(What to do):
Can you quote the passage of the essay on roleplaying games that starts with "Supposing we are" and goes on through "be missing each game."?

[BEGIN Extract to read]

Public Enemy #1: The Fade

I have been running and playing roleplaying games (RPGs) for over thirty years now (I’m old!  Mid forties!  Argh!)  and I have seen my fair share of stories come to an end.  Sometimes it’s because the story is done – like a TV show, the players, after several season’s worth of story-telling may decide to conclude the story and move on to a new one.  However, much of the time it’s not a planned end – instead it’s cancelled or goes on indefinite hiatus, usually never to return.

Sadly, this happens all too often to these games – even when the story is amazing, the players are invested, and no one really wants to stop.  There are several factors.  Let’s look at what it takes to keep a good game running.

Story games aren’t at all like most common board games in quite a lot of ways.  You might be able to play a game of checkers in under an hour, or chess in under two.  Even more involved board games like Monopoly or Risk usually come in under three hours.

Most RPGs require an hour or so per scene, with four to seven scenes per episode!  And with most RPGs, while gaming is the meat of what you do in a game session, it’s not all.  In my experience, most gaming sessions go something like this:

  • People trickle in – and quite often the last stragglers can arrive a little late.
  • People kibbitz about chatting about their week, before we get down to business
  • The GMs checks in with the group to see if anyone has any issues or concerns to be taken care of before the game begins.
  • Then the GM hands out awards for any homework, along with an explanation for the level of the award given.  (John, your essay on the town of Volken was so thorough!)
  • Playing yet?  Nope.  The GM asks the group to give a short summary of what happened last episode, to bring all the details back into everyone’s mind and get the juices flowing.  If people get into this, it can take a half hour easily.
  • Now we play!
  • BUT, we have to stop playing all the time when:
    • Someone has to go to the bathroom and we need to pause the scene
    • Someone makes a joke or some other non-relevant observation, and the group takes a few minutes on that tangent – pausing the game in the meanwhile.  (Oh, john – did you get my email on Duke Nukem forever?  Fred:You play that game too?  It’s so cool!)
    • Ding!  Time for food.  Game goes on a long pause while people order pizza, nuke microwavable food, etc.  Then back to gaming.
  • The episode’s over for the day?  Great, you guys still can’t go home yet, we have to hand out the episode awards – which I am sure you all want, right?
  • We also have to ask about who wants homework for more awards next time?
  • Finally we have to make sure that everyone is one the same page about the next time, day, and location for the next episode – which may require some negotiation.
  • Now go home!

When it takes so much time to run all the scenes, and then you get all that in between stuff as well, it should come as no surprise that a solid gaming session can easily take five or six hours, no problem.  And that’s a long time.

Now a solid gaming group works best in my experience with four total people – three players and a GM.  (Although you can fit one or two more in if needed, or run with fewer if you have to.)  So that’s four people that have to find a minimum five hour block that they can all regularly (usually weekly) meet for.

Supposing we are able to do that – for example, I have a gaming group that meets every Sunday from around noon to five or six – then next question is with four people involved, how often will one of them have to be unavailable, because his father’s birthday is that day, or because it’s some religious holiday, or because his girlfriend wants him to go with her to her parents that weekend, or whatever!

Even if each gamer can commit to attend at least three out of four sessions, that means that each gamer is missing one out of four – and with four gamers, that gives you less than a one in three chance that someone won’t be missing each game.

[END Extract to read]
[BEGIN Data records]

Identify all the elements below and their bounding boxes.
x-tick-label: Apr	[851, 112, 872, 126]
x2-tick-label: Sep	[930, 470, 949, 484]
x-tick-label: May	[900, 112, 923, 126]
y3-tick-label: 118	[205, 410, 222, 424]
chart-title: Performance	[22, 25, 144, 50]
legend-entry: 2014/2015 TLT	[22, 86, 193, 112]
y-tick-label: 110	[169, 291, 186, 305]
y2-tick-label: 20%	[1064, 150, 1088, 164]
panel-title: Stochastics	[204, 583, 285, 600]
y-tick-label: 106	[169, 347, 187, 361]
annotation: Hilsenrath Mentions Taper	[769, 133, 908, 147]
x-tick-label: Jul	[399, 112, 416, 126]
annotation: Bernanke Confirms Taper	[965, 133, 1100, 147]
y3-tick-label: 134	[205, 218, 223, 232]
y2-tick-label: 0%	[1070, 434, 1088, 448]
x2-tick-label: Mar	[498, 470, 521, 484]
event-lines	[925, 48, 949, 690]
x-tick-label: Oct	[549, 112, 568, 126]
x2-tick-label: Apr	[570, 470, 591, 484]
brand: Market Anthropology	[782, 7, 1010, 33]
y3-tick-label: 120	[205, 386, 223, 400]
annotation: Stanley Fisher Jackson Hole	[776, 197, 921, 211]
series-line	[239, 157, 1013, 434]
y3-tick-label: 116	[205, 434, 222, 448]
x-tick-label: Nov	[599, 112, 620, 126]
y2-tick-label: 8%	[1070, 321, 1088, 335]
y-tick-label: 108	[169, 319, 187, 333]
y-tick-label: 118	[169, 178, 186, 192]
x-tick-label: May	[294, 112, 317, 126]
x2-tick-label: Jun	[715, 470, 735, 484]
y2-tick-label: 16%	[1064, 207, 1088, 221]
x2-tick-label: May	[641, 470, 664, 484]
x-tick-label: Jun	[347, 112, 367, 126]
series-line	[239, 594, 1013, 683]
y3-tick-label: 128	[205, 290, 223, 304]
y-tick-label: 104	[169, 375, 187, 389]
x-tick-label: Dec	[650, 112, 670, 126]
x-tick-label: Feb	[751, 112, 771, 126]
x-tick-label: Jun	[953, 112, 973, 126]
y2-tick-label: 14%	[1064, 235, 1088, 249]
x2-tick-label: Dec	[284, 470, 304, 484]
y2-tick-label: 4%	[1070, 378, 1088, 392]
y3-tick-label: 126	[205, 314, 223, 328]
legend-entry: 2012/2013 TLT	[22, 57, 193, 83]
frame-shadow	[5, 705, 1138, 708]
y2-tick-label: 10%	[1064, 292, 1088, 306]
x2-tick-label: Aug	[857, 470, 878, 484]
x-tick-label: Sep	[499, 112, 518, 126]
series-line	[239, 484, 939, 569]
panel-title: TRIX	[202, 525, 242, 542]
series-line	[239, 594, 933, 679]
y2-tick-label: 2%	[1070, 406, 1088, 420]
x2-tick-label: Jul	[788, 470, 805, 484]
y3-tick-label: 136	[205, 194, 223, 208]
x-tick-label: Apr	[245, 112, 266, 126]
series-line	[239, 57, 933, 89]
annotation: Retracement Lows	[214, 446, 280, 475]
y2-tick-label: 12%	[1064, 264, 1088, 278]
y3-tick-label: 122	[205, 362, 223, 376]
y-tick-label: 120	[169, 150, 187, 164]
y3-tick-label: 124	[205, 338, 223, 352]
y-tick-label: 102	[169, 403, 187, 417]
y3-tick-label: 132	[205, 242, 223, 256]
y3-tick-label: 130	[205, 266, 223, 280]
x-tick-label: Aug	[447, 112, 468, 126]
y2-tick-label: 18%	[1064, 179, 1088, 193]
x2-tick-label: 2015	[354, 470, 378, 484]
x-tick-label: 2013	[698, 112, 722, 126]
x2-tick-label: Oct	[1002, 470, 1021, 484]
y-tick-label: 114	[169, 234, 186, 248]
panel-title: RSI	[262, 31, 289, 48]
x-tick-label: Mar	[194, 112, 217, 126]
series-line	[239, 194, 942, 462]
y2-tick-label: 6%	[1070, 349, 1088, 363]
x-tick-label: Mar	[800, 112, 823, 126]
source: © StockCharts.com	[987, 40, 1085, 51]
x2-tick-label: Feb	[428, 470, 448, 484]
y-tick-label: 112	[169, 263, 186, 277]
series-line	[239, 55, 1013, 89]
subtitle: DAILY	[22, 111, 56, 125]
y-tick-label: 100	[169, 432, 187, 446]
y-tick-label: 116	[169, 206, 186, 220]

[END Data records]

(Output):
Supposing we are able to do that – for example, I have a gaming group that meets every Sunday from around noon to five or six – then next question is with four people involved, how often will one of them have to be unavailable, because his father’s birthday is that day, or because it’s some religious holiday, or because his girlfriend wants him to go with her to her parents that weekend, or whatever!

Even if each gamer can commit to attend at least three out of four sessions, that means that each gamer is missing one out of four – and with four gamers, that gives you less than a one in three chance that someone won’t be missing each game.